# start of Records for the exercise

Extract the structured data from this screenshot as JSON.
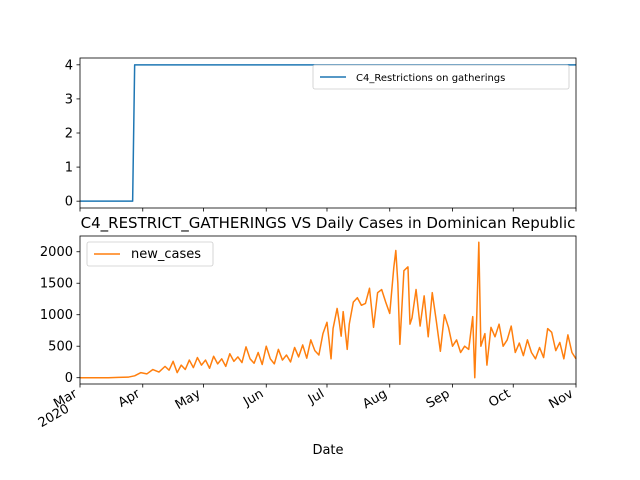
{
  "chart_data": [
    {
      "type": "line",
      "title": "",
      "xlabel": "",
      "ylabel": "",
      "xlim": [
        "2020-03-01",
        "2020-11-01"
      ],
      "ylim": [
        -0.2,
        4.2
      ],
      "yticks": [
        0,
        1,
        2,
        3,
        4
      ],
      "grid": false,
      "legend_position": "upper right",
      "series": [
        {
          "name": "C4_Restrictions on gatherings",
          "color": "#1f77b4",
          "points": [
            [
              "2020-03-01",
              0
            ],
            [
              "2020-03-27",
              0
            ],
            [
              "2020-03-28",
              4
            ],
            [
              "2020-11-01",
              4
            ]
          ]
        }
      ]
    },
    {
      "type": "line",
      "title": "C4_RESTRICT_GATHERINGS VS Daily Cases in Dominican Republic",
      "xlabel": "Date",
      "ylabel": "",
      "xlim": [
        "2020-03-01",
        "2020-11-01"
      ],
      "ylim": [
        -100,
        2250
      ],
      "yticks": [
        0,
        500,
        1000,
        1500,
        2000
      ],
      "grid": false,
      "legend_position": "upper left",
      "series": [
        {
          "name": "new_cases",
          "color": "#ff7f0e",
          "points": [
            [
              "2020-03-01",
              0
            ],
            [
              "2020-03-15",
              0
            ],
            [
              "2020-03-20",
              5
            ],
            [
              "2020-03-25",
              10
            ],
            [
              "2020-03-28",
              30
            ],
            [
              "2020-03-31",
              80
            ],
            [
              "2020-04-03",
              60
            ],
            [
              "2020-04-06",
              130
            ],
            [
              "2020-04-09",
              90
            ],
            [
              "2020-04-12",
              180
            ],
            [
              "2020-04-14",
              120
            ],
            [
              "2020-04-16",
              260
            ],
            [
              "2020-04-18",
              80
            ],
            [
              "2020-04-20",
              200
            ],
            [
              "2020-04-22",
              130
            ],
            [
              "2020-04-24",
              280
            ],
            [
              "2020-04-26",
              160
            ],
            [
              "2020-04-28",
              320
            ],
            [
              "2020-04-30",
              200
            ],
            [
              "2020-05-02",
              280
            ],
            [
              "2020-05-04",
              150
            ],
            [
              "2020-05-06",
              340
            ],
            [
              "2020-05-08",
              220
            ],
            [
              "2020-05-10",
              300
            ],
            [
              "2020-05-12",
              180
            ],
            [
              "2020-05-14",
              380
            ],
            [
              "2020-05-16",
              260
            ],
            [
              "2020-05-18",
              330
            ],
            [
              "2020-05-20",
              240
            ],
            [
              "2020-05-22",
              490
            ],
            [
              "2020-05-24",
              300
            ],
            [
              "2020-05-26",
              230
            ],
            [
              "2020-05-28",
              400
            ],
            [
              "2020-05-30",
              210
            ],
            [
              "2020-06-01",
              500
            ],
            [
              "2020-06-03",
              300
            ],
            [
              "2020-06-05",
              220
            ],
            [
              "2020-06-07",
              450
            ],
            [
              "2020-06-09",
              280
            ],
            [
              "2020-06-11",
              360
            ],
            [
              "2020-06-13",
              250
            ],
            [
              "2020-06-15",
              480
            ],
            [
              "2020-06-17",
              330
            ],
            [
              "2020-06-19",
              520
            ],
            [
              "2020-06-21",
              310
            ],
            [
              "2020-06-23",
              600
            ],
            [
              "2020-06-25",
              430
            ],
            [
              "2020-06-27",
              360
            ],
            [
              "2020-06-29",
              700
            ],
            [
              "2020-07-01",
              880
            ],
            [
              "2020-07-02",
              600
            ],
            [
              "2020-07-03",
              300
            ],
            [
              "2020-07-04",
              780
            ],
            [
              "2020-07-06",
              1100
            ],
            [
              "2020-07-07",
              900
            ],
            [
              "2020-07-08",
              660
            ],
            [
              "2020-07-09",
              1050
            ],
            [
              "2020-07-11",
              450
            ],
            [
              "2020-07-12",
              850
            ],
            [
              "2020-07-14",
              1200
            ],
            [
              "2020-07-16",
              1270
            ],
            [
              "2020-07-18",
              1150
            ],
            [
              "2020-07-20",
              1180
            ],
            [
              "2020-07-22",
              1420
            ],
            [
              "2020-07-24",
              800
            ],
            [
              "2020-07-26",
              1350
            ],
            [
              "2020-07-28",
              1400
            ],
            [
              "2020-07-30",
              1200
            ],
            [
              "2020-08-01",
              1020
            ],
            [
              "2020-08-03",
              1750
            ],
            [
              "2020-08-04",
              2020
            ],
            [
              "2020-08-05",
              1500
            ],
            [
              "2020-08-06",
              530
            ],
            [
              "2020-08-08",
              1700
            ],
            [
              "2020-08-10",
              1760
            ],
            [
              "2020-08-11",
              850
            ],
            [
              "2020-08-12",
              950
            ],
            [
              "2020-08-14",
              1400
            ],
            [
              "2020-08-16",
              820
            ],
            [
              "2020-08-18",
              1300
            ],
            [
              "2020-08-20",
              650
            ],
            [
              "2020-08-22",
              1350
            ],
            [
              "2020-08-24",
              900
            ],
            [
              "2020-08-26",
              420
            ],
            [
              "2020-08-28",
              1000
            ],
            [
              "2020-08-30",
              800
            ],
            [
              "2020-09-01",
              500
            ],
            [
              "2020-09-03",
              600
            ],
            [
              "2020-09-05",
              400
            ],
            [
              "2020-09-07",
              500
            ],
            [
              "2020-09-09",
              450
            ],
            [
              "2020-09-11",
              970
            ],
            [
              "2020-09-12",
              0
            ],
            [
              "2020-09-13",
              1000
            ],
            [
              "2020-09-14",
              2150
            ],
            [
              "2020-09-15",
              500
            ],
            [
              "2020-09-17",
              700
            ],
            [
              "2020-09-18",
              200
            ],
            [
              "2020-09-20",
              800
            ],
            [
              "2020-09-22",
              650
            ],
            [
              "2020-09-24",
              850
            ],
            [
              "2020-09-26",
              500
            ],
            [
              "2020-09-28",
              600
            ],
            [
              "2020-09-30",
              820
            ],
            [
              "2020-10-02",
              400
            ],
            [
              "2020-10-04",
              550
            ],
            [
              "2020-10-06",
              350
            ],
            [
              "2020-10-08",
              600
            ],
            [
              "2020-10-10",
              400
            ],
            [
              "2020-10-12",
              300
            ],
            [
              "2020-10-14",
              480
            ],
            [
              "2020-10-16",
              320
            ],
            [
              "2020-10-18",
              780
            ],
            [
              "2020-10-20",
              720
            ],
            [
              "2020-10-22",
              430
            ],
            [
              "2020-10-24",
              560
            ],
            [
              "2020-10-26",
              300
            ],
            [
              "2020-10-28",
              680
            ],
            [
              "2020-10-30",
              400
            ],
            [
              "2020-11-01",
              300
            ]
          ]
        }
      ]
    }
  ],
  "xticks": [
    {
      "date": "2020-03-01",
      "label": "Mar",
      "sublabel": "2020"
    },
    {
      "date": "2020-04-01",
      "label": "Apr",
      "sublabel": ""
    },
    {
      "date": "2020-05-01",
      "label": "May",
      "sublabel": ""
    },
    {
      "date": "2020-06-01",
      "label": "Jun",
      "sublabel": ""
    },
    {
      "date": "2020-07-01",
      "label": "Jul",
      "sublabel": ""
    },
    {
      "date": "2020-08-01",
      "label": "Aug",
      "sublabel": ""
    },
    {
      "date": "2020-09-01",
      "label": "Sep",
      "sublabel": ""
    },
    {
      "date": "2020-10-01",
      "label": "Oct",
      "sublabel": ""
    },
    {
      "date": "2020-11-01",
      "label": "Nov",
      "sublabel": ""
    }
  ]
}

# end of Records for the exercise

Retype all the records shown above, character for character. Omit every picture.

**Response:**
Extract the structured data from this screenshot as JSON.
{
  "chart_data": [
    {
      "type": "line",
      "title": "",
      "xlabel": "",
      "ylabel": "",
      "xlim": [
        "2020-03-01",
        "2020-11-01"
      ],
      "ylim": [
        -0.2,
        4.2
      ],
      "yticks": [
        0,
        1,
        2,
        3,
        4
      ],
      "grid": false,
      "legend_position": "upper right",
      "series": [
        {
          "name": "C4_Restrictions on gatherings",
          "color": "#1f77b4",
          "points": [
            [
              "2020-03-01",
              0
            ],
            [
              "2020-03-27",
              0
            ],
            [
              "2020-03-28",
              4
            ],
            [
              "2020-11-01",
              4
            ]
          ]
        }
      ]
    },
    {
      "type": "line",
      "title": "C4_RESTRICT_GATHERINGS VS Daily Cases in Dominican Republic",
      "xlabel": "Date",
      "ylabel": "",
      "xlim": [
        "2020-03-01",
        "2020-11-01"
      ],
      "ylim": [
        -100,
        2250
      ],
      "yticks": [
        0,
        500,
        1000,
        1500,
        2000
      ],
      "grid": false,
      "legend_position": "upper left",
      "series": [
        {
          "name": "new_cases",
          "color": "#ff7f0e",
          "points": [
            [
              "2020-03-01",
              0
            ],
            [
              "2020-03-15",
              0
            ],
            [
              "2020-03-20",
              5
            ],
            [
              "2020-03-25",
              10
            ],
            [
              "2020-03-28",
              30
            ],
            [
              "2020-03-31",
              80
            ],
            [
              "2020-04-03",
              60
            ],
            [
              "2020-04-06",
              130
            ],
            [
              "2020-04-09",
              90
            ],
            [
              "2020-04-12",
              180
            ],
            [
              "2020-04-14",
              120
            ],
            [
              "2020-04-16",
              260
            ],
            [
              "2020-04-18",
              80
            ],
            [
              "2020-04-20",
              200
            ],
            [
              "2020-04-22",
              130
            ],
            [
              "2020-04-24",
              280
            ],
            [
              "2020-04-26",
              160
            ],
            [
              "2020-04-28",
              320
            ],
            [
              "2020-04-30",
              200
            ],
            [
              "2020-05-02",
              280
            ],
            [
              "2020-05-04",
              150
            ],
            [
              "2020-05-06",
              340
            ],
            [
              "2020-05-08",
              220
            ],
            [
              "2020-05-10",
              300
            ],
            [
              "2020-05-12",
              180
            ],
            [
              "2020-05-14",
              380
            ],
            [
              "2020-05-16",
              260
            ],
            [
              "2020-05-18",
              330
            ],
            [
              "2020-05-20",
              240
            ],
            [
              "2020-05-22",
              490
            ],
            [
              "2020-05-24",
              300
            ],
            [
              "2020-05-26",
              230
            ],
            [
              "2020-05-28",
              400
            ],
            [
              "2020-05-30",
              210
            ],
            [
              "2020-06-01",
              500
            ],
            [
              "2020-06-03",
              300
            ],
            [
              "2020-06-05",
              220
            ],
            [
              "2020-06-07",
              450
            ],
            [
              "2020-06-09",
              280
            ],
            [
              "2020-06-11",
              360
            ],
            [
              "2020-06-13",
              250
            ],
            [
              "2020-06-15",
              480
            ],
            [
              "2020-06-17",
              330
            ],
            [
              "2020-06-19",
              520
            ],
            [
              "2020-06-21",
              310
            ],
            [
              "2020-06-23",
              600
            ],
            [
              "2020-06-25",
              430
            ],
            [
              "2020-06-27",
              360
            ],
            [
              "2020-06-29",
              700
            ],
            [
              "2020-07-01",
              880
            ],
            [
              "2020-07-02",
              600
            ],
            [
              "2020-07-03",
              300
            ],
            [
              "2020-07-04",
              780
            ],
            [
              "2020-07-06",
              1100
            ],
            [
              "2020-07-07",
              900
            ],
            [
              "2020-07-08",
              660
            ],
            [
              "2020-07-09",
              1050
            ],
            [
              "2020-07-11",
              450
            ],
            [
              "2020-07-12",
              850
            ],
            [
              "2020-07-14",
              1200
            ],
            [
              "2020-07-16",
              1270
            ],
            [
              "2020-07-18",
              1150
            ],
            [
              "2020-07-20",
              1180
            ],
            [
              "2020-07-22",
              1420
            ],
            [
              "2020-07-24",
              800
            ],
            [
              "2020-07-26",
              1350
            ],
            [
              "2020-07-28",
              1400
            ],
            [
              "2020-07-30",
              1200
            ],
            [
              "2020-08-01",
              1020
            ],
            [
              "2020-08-03",
              1750
            ],
            [
              "2020-08-04",
              2020
            ],
            [
              "2020-08-05",
              1500
            ],
            [
              "2020-08-06",
              530
            ],
            [
              "2020-08-08",
              1700
            ],
            [
              "2020-08-10",
              1760
            ],
            [
              "2020-08-11",
              850
            ],
            [
              "2020-08-12",
              950
            ],
            [
              "2020-08-14",
              1400
            ],
            [
              "2020-08-16",
              820
            ],
            [
              "2020-08-18",
              1300
            ],
            [
              "2020-08-20",
              650
            ],
            [
              "2020-08-22",
              1350
            ],
            [
              "2020-08-24",
              900
            ],
            [
              "2020-08-26",
              420
            ],
            [
              "2020-08-28",
              1000
            ],
            [
              "2020-08-30",
              800
            ],
            [
              "2020-09-01",
              500
            ],
            [
              "2020-09-03",
              600
            ],
            [
              "2020-09-05",
              400
            ],
            [
              "2020-09-07",
              500
            ],
            [
              "2020-09-09",
              450
            ],
            [
              "2020-09-11",
              970
            ],
            [
              "2020-09-12",
              0
            ],
            [
              "2020-09-13",
              1000
            ],
            [
              "2020-09-14",
              2150
            ],
            [
              "2020-09-15",
              500
            ],
            [
              "2020-09-17",
              700
            ],
            [
              "2020-09-18",
              200
            ],
            [
              "2020-09-20",
              800
            ],
            [
              "2020-09-22",
              650
            ],
            [
              "2020-09-24",
              850
            ],
            [
              "2020-09-26",
              500
            ],
            [
              "2020-09-28",
              600
            ],
            [
              "2020-09-30",
              820
            ],
            [
              "2020-10-02",
              400
            ],
            [
              "2020-10-04",
              550
            ],
            [
              "2020-10-06",
              350
            ],
            [
              "2020-10-08",
              600
            ],
            [
              "2020-10-10",
              400
            ],
            [
              "2020-10-12",
              300
            ],
            [
              "2020-10-14",
              480
            ],
            [
              "2020-10-16",
              320
            ],
            [
              "2020-10-18",
              780
            ],
            [
              "2020-10-20",
              720
            ],
            [
              "2020-10-22",
              430
            ],
            [
              "2020-10-24",
              560
            ],
            [
              "2020-10-26",
              300
            ],
            [
              "2020-10-28",
              680
            ],
            [
              "2020-10-30",
              400
            ],
            [
              "2020-11-01",
              300
            ]
          ]
        }
      ]
    }
  ],
  "xticks": [
    {
      "date": "2020-03-01",
      "label": "Mar",
      "sublabel": "2020"
    },
    {
      "date": "2020-04-01",
      "label": "Apr",
      "sublabel": ""
    },
    {
      "date": "2020-05-01",
      "label": "May",
      "sublabel": ""
    },
    {
      "date": "2020-06-01",
      "label": "Jun",
      "sublabel": ""
    },
    {
      "date": "2020-07-01",
      "label": "Jul",
      "sublabel": ""
    },
    {
      "date": "2020-08-01",
      "label": "Aug",
      "sublabel": ""
    },
    {
      "date": "2020-09-01",
      "label": "Sep",
      "sublabel": ""
    },
    {
      "date": "2020-10-01",
      "label": "Oct",
      "sublabel": ""
    },
    {
      "date": "2020-11-01",
      "label": "Nov",
      "sublabel": ""
    }
  ]
}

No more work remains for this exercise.